* Excerpt provided *
Monday 25 July 2016

Domestic violence and free movement of EU citizens: a shameful CJEU ruling




Steve Peers

EU laws on the free movement of EU citizens don’t give non-EU citizens rights in their own name. Rather, non-EU citizens can only gain rights under those laws if they have a family link with an EU citizen. This creates an obvious problem in cases of domestic violence committed by an EU citizen against a non-EU citizen family member. If the non-EU family member breaks the family link in order to flee the violence, there could be a risk of expulsion. So the victims might stay with their abusers due to a fear of removal from the country, which might include separation from their children.

However, there are provisions of EU law that mitigate this risk. It has long been the position (since the CJEU judgment in Diatta) that non-EU citizens can remain in the same country as their EU citizen spouse following a separation. Their position only changes after divorce.

Upon divorce, the EU citizens’ Directive (which sets out most of the rules governing EU citizens who moved to another Member State) provides specific protection. As a general rule, they can remain if the marriage has lasted three years, including one year in the host State. They can also stay if they have custody of the children, or access to them in the host State. Finally, they can also stay if ‘this is warranted by particularly difficult circumstances, such as having been a victim of domestic violence while the marriage…was subsisting’. In any of these cases, they can later get permanent residence status.

The recent judgment in NA was the first time the Court of Justice has interpreted the specific rule on domestic violence cases. It follows last year’s judgment in Singh, where the Court first interpreted the general rule about divorce. Both cases raised the same underlying issue: what happens if the EU citizen leaves the host State before the divorce is finalised? Does that departure immediately end the non-EU citizen’s status under the citizens’ Directive, trumping the retention of their residence that would otherwise apply during their separation and (probably) their subsequent divorce from their spouse?  

According to the Court of Justice, it does. This reasoning was an unconvincing interpretation of the general rule in Singh, and it is a particularly unconvincing interpretation of the special rule on domestic violence victims, taking insufficient account of the social context of this rule. While the victim in NA was able to rely on other provisions of EU law, not all victims will be able to. The Court of Justice should therefore rethink its position if the case arises – particularly in light of the EU’s planned signature of the Istanbul Convention on violence against women.

The judgment

The case concerned the status of a Pakistani woman who moved to the UK with her German husband. (The judgment will no longer be relevant to the UK if the country leaves the EU without an agreement on the continued free movement of people. However, it will still be relevant to other Member States). Her husband worked in the UK, and the couple had two daughters, both of whom are German citizens. She left the household due to domestic violence, and her husband left the country shortly after that, before any divorce proceedings began. She subsequently sought permanent residence status in the UK.

* Dataset *
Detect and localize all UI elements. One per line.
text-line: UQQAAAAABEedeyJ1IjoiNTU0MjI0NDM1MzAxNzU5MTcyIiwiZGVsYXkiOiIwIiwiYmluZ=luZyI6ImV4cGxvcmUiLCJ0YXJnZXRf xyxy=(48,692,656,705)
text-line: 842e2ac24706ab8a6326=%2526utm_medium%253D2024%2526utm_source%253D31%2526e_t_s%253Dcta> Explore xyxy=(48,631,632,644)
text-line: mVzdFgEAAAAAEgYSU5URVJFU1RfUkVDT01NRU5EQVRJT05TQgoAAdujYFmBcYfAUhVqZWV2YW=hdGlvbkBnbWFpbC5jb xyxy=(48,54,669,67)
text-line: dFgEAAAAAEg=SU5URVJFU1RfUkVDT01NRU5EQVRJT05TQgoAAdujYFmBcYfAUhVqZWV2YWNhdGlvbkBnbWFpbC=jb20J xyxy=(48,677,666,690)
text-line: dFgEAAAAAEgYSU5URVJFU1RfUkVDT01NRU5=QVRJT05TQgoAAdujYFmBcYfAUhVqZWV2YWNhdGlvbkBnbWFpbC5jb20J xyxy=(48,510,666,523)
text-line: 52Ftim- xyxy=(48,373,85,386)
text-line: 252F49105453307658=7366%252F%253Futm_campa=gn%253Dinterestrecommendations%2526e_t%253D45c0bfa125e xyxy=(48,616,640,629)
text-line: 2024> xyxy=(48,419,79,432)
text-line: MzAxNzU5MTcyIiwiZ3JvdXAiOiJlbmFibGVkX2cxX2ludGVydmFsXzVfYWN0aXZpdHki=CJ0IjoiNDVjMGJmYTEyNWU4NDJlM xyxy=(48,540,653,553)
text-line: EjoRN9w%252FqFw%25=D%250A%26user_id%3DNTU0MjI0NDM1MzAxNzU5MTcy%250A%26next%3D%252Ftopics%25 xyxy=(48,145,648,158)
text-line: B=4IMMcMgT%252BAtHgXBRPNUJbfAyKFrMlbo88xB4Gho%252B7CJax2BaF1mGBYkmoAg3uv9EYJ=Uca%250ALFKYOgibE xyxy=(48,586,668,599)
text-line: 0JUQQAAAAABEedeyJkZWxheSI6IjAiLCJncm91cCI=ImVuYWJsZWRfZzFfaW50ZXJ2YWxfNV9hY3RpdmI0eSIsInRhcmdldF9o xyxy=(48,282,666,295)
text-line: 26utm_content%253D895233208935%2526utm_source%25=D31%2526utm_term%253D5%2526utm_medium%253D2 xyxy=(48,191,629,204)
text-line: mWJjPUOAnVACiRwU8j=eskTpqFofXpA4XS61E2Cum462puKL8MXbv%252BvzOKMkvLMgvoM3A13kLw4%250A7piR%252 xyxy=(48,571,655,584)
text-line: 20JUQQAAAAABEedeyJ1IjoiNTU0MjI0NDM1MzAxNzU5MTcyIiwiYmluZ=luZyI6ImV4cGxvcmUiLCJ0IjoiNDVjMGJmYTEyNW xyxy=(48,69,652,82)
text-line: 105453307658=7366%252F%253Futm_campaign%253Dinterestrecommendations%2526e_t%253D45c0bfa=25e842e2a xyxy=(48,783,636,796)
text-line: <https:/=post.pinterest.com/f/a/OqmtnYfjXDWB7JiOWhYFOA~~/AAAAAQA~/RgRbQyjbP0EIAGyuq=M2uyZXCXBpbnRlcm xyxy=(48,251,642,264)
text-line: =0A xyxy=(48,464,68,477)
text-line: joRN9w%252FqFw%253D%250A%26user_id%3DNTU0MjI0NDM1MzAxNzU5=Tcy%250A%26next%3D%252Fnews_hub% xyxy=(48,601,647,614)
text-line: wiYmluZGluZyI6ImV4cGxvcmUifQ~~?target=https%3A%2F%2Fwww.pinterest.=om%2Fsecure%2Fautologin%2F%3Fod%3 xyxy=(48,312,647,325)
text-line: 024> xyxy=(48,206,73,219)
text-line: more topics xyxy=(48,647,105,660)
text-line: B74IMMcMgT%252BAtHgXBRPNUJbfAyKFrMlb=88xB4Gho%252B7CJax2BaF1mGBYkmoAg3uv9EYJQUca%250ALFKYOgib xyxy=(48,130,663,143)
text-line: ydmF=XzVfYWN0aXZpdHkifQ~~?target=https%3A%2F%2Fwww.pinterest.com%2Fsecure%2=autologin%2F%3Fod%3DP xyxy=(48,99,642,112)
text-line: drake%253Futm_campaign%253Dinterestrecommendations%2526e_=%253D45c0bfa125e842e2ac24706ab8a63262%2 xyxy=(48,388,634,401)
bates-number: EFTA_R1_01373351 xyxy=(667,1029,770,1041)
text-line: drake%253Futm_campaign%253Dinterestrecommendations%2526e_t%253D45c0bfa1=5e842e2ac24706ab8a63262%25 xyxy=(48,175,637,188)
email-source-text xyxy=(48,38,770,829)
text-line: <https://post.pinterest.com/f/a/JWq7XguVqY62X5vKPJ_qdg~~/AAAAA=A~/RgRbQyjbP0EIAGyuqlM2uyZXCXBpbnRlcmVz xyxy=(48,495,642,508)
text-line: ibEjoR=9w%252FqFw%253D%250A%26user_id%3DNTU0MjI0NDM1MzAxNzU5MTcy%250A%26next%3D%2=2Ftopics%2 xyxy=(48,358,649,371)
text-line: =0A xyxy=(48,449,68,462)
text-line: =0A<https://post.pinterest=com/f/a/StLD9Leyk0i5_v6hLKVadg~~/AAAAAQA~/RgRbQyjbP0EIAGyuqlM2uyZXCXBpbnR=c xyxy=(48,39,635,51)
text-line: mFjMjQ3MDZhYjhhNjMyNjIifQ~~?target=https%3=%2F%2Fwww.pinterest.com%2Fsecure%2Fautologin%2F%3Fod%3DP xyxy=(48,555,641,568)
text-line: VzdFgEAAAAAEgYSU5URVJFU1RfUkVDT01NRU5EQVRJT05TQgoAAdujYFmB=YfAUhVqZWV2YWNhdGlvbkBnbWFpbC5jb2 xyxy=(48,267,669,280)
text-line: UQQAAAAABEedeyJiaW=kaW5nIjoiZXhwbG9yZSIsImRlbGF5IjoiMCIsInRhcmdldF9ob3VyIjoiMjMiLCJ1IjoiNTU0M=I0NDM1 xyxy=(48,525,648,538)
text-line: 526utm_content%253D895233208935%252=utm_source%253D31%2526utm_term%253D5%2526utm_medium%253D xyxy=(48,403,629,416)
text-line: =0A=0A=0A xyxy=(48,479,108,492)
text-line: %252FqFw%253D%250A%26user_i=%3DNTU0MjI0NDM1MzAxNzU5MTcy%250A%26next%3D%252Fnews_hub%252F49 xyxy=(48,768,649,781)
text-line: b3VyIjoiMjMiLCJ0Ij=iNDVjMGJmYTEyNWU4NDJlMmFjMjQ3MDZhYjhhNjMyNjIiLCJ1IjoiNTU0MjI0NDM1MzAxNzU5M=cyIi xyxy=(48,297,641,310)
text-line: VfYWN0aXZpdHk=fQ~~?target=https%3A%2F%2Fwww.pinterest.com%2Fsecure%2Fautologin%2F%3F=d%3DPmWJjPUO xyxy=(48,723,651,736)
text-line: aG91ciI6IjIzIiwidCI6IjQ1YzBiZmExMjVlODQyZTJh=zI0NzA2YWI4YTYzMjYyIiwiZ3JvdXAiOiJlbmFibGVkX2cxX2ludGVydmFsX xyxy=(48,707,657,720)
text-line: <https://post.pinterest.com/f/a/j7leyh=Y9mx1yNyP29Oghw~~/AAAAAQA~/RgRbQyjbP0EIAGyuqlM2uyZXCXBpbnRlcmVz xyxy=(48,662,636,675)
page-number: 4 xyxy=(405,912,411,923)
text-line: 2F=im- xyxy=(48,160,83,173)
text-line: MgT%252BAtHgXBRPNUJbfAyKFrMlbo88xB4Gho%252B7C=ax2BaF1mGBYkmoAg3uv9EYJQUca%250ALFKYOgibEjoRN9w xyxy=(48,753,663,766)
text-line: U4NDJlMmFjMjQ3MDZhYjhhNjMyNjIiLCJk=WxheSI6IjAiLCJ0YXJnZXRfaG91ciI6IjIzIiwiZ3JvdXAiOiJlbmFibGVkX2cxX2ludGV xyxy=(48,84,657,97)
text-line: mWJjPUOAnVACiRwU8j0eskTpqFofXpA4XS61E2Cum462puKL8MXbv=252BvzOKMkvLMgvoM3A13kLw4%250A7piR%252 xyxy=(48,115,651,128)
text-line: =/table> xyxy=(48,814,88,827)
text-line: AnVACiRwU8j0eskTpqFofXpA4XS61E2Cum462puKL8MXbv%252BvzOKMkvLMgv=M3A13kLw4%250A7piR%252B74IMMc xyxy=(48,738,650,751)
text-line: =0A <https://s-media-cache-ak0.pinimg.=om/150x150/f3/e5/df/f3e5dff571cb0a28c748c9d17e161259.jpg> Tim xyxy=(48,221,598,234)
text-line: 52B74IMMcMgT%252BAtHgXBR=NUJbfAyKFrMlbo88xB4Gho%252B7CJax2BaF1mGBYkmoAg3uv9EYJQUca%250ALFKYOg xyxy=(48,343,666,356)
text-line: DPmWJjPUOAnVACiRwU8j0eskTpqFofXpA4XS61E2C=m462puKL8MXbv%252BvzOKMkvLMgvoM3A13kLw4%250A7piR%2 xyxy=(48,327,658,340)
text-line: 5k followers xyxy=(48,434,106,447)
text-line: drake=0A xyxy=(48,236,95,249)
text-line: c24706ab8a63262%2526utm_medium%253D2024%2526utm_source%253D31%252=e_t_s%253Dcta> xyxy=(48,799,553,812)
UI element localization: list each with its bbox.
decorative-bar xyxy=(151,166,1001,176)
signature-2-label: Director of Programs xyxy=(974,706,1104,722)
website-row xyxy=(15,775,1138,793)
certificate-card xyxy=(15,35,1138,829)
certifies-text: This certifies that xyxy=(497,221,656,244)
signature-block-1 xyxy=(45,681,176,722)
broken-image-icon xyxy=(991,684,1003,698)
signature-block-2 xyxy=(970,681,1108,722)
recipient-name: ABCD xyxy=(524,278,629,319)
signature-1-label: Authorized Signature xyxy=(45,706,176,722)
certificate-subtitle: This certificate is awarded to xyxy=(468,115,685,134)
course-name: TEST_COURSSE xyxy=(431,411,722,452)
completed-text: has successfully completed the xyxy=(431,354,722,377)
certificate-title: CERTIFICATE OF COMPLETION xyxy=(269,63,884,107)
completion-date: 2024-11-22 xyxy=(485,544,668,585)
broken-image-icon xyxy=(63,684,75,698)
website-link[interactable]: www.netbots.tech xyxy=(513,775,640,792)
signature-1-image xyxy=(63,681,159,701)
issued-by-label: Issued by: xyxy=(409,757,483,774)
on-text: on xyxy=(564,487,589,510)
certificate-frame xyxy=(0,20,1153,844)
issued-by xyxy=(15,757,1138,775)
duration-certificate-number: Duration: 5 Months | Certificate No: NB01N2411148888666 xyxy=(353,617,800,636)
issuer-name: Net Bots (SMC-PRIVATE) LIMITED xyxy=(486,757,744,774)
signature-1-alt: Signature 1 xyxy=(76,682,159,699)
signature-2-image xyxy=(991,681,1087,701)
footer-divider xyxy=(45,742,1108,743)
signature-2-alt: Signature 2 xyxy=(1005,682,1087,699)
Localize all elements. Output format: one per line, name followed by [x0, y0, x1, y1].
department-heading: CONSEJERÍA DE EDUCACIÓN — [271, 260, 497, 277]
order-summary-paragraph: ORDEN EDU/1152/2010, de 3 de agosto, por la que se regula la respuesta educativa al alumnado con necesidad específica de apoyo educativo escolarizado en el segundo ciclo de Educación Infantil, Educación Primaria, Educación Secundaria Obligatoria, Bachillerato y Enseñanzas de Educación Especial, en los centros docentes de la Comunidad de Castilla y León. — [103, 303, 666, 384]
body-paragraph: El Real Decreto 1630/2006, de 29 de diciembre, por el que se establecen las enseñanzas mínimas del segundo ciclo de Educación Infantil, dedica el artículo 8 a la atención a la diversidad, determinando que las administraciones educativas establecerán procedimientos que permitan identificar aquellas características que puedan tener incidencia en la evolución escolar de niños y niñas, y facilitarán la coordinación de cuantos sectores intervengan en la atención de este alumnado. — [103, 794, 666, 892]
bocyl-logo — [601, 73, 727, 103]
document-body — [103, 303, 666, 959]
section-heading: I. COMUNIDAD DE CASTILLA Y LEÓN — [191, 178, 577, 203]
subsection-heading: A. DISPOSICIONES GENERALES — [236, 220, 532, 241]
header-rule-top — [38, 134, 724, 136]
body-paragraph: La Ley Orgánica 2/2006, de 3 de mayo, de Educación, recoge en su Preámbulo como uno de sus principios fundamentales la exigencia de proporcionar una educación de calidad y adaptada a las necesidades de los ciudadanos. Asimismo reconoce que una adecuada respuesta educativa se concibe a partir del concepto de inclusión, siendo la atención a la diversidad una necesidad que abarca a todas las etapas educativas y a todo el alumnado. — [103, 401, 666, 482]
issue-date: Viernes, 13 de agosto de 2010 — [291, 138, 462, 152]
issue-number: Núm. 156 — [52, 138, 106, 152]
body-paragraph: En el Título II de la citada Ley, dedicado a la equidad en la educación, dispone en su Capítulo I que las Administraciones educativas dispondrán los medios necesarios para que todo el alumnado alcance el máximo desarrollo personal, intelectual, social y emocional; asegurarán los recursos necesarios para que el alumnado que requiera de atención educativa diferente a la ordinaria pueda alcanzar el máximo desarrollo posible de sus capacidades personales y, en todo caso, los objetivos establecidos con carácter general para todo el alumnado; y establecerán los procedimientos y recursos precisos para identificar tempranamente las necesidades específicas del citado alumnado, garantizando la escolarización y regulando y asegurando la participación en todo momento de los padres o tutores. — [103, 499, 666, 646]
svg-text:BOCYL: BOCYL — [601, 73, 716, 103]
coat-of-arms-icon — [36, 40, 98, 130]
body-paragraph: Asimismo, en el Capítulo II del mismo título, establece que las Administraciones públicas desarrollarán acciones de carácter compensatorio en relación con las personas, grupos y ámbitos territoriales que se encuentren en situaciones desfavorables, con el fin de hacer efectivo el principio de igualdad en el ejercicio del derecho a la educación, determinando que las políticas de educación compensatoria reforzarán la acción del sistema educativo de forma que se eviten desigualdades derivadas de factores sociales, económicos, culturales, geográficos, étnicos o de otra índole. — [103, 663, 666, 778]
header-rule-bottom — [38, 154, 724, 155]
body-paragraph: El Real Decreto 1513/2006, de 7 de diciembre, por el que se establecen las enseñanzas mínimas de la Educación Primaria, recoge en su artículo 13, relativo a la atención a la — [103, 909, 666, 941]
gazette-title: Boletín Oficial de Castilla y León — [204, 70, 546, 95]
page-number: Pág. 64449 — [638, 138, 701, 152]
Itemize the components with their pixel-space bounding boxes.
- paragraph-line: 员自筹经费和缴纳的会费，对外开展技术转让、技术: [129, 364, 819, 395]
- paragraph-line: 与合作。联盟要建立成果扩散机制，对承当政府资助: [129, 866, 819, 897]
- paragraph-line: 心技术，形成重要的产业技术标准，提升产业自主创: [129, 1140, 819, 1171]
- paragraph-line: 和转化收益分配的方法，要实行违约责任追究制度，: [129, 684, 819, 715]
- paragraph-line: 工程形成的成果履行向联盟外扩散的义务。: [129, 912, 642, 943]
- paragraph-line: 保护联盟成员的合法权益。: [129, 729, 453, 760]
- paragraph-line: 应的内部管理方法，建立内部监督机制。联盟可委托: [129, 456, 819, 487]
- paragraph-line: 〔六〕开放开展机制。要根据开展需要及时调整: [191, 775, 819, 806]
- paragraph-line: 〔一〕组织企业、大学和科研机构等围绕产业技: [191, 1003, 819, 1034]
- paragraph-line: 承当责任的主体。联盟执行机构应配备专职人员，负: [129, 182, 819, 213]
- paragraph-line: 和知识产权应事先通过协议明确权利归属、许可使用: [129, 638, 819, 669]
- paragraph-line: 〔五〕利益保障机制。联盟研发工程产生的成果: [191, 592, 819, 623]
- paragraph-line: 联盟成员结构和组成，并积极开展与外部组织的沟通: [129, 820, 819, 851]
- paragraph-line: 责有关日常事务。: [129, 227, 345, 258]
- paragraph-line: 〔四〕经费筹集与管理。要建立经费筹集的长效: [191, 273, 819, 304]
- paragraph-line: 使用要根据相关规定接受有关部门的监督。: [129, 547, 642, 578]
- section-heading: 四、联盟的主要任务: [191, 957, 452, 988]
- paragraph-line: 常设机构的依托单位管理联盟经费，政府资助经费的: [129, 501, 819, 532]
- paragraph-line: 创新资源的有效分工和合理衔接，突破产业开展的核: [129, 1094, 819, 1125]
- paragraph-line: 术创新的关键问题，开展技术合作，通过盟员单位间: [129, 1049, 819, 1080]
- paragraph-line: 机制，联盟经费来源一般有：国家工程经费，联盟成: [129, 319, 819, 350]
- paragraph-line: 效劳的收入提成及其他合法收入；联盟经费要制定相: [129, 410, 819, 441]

* Instructions for the task *
Copy out the post on the CJEU domestic violence ruling, starting at the words "Steve Peers" and stopping after "from their children.", and switch "expulsion" to "deportation".

* Task output *
Steve Peers

EU laws on the free movement of EU citizens don’t give non-EU citizens rights in their own name. Rather, non-EU citizens can only gain rights under those laws if they have a family link with an EU citizen. This creates an obvious problem in cases of domestic violence committed by an EU citizen against a non-EU citizen family member. If the non-EU family member breaks the family link in order to flee the violence, there could be a risk of deportation. So the victims might stay with their abusers due to a fear of removal from the country, which might include separation from their children.